### [WORK TO COMPLETE]
In the records below, find each line with the word "Price" and copy it.
>> Start GIVEN DATA
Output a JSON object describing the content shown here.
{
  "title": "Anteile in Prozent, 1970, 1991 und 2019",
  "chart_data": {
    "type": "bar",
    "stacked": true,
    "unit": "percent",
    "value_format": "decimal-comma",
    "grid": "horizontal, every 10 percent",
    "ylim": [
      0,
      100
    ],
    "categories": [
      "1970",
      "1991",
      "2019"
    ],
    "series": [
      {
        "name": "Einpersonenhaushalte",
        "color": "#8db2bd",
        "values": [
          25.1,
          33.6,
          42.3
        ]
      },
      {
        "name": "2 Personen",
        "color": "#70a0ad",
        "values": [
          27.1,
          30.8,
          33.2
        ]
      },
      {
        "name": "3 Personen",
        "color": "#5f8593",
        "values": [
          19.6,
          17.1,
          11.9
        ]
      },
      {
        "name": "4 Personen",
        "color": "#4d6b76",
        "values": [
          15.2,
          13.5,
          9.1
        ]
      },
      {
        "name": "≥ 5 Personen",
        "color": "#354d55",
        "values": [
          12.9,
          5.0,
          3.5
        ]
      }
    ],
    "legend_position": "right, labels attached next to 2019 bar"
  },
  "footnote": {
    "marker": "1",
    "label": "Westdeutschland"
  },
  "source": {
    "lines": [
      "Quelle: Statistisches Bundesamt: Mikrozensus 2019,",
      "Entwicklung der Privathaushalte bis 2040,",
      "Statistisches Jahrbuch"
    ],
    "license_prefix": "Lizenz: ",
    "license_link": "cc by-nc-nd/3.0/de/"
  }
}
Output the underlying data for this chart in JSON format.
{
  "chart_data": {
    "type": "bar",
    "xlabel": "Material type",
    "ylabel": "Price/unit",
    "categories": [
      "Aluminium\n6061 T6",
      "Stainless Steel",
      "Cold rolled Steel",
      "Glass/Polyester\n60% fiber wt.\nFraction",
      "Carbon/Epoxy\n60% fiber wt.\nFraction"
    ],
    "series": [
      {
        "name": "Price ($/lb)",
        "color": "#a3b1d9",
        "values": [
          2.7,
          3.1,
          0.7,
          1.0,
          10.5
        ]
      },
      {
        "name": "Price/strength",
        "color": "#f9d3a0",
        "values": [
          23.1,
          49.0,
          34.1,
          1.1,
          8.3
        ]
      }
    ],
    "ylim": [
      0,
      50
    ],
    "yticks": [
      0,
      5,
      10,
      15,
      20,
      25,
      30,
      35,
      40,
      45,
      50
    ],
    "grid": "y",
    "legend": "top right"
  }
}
>> End GIVEN DATA
>> Start GIVEN DATA
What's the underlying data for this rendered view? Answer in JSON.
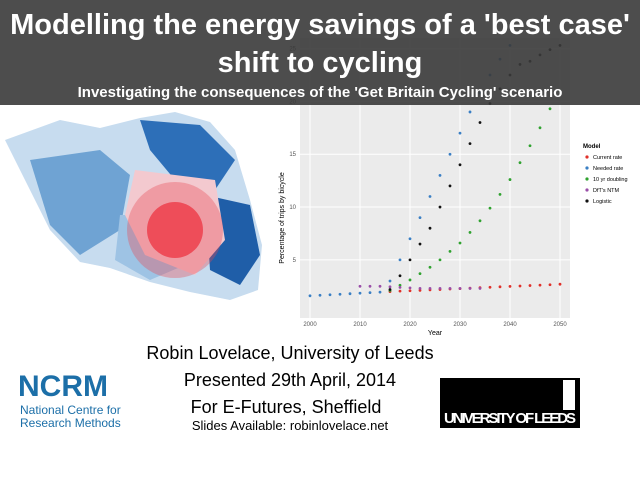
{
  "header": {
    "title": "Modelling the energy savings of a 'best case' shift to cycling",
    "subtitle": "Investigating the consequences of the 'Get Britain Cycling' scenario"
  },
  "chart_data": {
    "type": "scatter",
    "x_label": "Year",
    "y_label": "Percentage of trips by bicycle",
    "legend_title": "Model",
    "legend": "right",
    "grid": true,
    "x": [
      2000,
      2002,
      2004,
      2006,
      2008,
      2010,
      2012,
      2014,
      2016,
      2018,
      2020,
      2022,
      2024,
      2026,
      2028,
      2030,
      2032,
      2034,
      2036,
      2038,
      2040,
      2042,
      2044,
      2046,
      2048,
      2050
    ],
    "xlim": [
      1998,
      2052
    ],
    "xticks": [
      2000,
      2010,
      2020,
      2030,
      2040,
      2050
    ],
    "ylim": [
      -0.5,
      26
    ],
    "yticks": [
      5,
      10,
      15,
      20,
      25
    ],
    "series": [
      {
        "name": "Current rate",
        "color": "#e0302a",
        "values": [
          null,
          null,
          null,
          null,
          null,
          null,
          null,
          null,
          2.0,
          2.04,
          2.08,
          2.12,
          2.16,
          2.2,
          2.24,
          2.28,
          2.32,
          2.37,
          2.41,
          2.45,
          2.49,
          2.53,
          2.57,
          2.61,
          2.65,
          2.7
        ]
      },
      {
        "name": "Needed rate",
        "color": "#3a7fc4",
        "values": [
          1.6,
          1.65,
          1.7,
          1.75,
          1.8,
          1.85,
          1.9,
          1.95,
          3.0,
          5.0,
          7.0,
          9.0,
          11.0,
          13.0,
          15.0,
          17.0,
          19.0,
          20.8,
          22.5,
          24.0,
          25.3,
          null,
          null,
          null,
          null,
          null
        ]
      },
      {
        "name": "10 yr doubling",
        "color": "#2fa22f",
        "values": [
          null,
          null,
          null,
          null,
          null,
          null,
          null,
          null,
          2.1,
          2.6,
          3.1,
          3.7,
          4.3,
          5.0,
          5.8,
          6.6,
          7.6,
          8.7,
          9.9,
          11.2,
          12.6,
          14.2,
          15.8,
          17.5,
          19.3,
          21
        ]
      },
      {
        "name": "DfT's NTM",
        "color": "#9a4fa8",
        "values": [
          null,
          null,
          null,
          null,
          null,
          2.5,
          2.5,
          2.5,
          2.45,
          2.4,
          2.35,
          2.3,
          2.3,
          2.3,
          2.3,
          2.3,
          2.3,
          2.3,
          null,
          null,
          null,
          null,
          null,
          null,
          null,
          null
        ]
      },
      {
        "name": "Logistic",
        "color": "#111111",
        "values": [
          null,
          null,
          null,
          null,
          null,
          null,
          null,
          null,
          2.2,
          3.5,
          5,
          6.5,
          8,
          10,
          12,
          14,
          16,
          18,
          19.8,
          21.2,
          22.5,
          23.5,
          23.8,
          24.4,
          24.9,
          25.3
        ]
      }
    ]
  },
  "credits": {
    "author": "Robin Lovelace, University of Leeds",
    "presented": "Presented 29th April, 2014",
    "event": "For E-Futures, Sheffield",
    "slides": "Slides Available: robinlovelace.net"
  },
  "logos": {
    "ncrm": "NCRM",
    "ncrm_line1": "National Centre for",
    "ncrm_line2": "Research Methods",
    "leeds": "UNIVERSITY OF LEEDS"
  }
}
>> End GIVEN DATA
### [RESULT FOR THIS TASK]
    "ylabel": "Price/unit",
        "name": "Price ($/lb)",
        "name": "Price/strength",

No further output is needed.